**Directions for this task**
Below are records; work out how many of their lines hold the string "power" and give that number alone.
========
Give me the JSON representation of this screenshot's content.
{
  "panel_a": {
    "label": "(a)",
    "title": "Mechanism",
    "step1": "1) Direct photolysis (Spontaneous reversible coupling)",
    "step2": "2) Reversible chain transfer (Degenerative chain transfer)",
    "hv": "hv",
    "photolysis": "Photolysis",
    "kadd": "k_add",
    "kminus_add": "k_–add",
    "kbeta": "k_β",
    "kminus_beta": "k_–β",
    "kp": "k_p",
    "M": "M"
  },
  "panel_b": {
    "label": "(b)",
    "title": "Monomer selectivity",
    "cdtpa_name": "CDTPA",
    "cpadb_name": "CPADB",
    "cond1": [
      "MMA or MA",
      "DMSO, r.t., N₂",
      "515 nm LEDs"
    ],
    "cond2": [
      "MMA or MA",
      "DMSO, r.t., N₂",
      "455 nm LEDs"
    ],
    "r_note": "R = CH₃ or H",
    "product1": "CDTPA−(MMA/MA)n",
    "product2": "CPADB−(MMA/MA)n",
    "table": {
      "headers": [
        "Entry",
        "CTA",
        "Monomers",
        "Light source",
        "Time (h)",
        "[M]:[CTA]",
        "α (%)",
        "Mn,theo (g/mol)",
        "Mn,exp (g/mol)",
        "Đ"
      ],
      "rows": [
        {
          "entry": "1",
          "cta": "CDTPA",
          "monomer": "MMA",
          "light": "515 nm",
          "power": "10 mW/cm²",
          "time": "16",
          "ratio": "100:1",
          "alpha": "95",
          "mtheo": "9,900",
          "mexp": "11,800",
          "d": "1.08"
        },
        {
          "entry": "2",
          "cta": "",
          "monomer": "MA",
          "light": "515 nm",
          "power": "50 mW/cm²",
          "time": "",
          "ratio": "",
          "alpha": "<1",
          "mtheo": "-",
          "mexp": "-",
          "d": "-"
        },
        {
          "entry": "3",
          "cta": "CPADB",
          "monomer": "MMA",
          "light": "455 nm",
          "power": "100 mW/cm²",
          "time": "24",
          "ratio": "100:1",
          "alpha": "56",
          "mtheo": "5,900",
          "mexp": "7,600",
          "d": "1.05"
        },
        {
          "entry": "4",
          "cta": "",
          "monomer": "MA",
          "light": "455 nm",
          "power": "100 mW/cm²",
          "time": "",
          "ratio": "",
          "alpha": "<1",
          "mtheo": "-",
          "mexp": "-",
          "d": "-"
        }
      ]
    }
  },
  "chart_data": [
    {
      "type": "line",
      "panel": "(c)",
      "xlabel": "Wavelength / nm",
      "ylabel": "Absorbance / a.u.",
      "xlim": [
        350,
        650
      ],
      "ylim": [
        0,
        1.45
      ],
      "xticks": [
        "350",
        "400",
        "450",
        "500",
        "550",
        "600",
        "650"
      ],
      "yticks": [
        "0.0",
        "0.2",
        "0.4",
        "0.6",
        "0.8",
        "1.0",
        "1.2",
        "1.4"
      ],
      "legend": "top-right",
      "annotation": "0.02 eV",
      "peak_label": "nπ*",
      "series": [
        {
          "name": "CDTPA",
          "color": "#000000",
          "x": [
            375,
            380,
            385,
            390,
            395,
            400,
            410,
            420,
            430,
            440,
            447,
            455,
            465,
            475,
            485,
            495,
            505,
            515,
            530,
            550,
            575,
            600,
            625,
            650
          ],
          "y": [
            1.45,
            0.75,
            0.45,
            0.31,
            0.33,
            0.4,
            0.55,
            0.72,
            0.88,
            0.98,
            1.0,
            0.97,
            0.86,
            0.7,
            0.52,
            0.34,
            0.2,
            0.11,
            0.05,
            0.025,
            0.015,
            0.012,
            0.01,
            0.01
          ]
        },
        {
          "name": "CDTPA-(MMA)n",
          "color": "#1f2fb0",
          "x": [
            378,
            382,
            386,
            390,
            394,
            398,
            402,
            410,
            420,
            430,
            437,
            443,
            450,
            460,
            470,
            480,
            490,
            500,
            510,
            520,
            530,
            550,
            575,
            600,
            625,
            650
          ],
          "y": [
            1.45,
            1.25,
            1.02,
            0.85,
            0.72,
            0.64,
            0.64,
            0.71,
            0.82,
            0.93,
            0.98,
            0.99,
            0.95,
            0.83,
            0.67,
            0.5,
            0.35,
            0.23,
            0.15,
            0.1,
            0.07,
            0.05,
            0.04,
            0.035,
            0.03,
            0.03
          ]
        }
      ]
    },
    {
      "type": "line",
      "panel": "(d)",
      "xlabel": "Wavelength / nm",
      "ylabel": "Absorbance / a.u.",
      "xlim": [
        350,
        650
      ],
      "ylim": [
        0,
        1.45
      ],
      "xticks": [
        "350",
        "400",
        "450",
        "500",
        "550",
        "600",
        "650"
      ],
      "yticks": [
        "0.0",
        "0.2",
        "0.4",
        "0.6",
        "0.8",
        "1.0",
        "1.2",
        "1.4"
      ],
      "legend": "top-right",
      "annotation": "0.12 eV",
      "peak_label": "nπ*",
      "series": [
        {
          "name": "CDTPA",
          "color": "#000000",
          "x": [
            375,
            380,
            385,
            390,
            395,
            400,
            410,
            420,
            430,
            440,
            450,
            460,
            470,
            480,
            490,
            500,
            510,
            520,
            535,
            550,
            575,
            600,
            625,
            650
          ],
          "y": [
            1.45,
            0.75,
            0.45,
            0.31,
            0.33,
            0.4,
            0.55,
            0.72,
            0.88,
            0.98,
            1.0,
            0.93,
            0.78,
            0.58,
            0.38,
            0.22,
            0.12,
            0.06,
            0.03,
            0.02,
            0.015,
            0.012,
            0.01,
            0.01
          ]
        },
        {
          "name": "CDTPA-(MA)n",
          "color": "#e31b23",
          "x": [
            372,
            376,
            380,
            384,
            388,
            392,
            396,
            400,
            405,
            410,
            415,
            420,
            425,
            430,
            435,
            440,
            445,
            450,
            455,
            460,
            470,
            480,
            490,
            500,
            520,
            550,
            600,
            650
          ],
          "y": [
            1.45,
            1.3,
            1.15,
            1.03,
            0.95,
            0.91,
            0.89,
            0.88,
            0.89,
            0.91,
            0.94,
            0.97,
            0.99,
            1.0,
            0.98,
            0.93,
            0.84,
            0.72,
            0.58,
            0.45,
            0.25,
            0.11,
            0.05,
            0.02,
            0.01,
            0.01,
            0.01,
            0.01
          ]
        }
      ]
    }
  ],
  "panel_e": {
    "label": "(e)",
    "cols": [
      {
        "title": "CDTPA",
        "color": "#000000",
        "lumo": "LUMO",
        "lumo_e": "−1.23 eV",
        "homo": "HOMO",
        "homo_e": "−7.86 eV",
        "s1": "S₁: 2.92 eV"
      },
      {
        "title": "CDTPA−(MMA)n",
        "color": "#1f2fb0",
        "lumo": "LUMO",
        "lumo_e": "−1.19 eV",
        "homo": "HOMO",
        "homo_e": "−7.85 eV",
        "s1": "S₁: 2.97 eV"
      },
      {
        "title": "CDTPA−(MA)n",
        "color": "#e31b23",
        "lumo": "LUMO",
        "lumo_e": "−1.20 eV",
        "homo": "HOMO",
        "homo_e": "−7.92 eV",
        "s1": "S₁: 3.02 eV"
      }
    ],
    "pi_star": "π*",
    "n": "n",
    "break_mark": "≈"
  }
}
========
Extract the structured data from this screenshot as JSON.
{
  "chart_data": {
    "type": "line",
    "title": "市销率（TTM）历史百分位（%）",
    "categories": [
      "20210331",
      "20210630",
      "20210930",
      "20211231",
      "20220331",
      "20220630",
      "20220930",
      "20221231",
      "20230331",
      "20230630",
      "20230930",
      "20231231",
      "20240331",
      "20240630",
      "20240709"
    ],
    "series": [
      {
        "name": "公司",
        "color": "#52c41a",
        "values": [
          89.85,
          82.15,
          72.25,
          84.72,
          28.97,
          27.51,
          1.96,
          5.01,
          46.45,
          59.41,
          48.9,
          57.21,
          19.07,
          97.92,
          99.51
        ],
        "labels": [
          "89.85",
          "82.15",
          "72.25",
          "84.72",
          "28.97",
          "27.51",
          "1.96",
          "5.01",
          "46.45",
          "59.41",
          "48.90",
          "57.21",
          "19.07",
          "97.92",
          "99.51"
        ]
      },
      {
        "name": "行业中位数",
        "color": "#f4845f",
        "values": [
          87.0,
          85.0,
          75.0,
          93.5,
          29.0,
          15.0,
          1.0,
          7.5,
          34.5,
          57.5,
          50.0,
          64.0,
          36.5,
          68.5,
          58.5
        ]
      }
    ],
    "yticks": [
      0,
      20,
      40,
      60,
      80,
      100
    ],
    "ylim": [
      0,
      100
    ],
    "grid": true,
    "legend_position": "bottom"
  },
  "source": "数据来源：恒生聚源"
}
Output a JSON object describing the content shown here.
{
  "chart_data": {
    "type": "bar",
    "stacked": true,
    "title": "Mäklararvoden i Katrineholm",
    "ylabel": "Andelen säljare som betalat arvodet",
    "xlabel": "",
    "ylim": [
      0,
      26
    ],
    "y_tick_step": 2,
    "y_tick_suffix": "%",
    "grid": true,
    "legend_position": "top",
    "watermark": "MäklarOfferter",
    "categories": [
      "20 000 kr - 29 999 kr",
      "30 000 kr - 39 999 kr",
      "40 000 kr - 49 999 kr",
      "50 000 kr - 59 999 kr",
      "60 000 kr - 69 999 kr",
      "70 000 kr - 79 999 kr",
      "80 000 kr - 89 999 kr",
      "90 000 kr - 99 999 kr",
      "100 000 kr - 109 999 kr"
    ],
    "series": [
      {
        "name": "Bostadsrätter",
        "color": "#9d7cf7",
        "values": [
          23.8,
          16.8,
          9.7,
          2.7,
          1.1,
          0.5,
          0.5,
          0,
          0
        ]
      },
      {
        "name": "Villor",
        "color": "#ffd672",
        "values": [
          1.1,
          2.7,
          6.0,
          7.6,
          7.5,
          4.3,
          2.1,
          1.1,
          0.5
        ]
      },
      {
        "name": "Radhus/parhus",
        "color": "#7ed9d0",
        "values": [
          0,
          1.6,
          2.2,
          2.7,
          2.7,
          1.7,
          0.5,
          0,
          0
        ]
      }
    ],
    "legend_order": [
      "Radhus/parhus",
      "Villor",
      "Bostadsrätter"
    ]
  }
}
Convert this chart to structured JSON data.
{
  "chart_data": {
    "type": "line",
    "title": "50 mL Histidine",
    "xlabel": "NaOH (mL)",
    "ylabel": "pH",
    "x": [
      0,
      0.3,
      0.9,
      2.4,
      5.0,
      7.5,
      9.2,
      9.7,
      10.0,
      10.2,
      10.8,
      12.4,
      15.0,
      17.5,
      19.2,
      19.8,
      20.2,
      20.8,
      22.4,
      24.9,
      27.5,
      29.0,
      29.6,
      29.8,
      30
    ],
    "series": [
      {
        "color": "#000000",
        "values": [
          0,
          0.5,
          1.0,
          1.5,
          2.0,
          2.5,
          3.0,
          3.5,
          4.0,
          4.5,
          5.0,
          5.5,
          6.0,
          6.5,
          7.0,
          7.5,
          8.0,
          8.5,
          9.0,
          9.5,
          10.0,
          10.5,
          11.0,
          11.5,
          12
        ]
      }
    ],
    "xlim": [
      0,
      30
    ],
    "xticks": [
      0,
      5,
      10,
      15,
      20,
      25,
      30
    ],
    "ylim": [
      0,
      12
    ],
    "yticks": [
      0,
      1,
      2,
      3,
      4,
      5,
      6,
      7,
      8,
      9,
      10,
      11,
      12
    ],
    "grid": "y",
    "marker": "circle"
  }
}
========
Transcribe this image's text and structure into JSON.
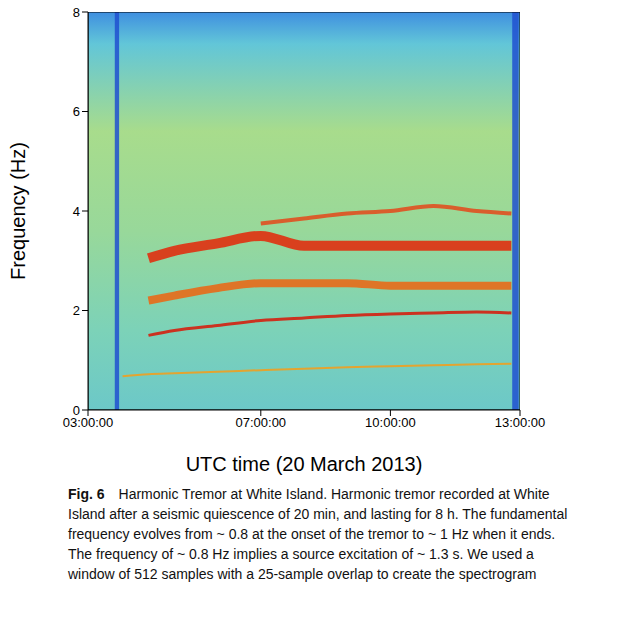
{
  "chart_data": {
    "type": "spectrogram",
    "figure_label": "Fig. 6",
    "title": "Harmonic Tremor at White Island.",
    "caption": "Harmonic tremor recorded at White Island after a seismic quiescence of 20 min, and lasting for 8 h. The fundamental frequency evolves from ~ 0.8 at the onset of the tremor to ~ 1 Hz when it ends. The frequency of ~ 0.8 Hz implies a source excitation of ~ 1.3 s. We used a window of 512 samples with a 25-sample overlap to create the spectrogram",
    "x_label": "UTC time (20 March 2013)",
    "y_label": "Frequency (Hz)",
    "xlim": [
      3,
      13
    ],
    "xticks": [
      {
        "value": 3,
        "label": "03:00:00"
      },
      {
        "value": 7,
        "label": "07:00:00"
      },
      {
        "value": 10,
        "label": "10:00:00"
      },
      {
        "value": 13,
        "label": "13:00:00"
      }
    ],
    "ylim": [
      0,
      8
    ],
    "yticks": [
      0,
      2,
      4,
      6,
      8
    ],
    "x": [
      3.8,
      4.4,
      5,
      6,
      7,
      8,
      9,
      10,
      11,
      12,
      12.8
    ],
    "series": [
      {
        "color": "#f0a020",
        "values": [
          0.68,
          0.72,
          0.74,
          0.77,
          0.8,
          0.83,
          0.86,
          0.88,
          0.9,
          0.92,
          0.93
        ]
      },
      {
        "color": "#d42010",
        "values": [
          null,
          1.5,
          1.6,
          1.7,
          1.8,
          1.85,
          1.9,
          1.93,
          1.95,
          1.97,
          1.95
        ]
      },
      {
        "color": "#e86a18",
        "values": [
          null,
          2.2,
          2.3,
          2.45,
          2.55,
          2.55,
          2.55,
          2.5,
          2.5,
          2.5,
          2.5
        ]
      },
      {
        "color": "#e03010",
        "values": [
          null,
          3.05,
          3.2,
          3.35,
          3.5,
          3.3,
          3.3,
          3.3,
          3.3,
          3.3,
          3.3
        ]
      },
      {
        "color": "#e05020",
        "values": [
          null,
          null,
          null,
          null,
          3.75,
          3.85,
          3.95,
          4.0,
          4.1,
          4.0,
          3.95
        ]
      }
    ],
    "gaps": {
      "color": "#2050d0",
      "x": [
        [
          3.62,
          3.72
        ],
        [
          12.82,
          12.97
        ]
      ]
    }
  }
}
========
**Written answer**
4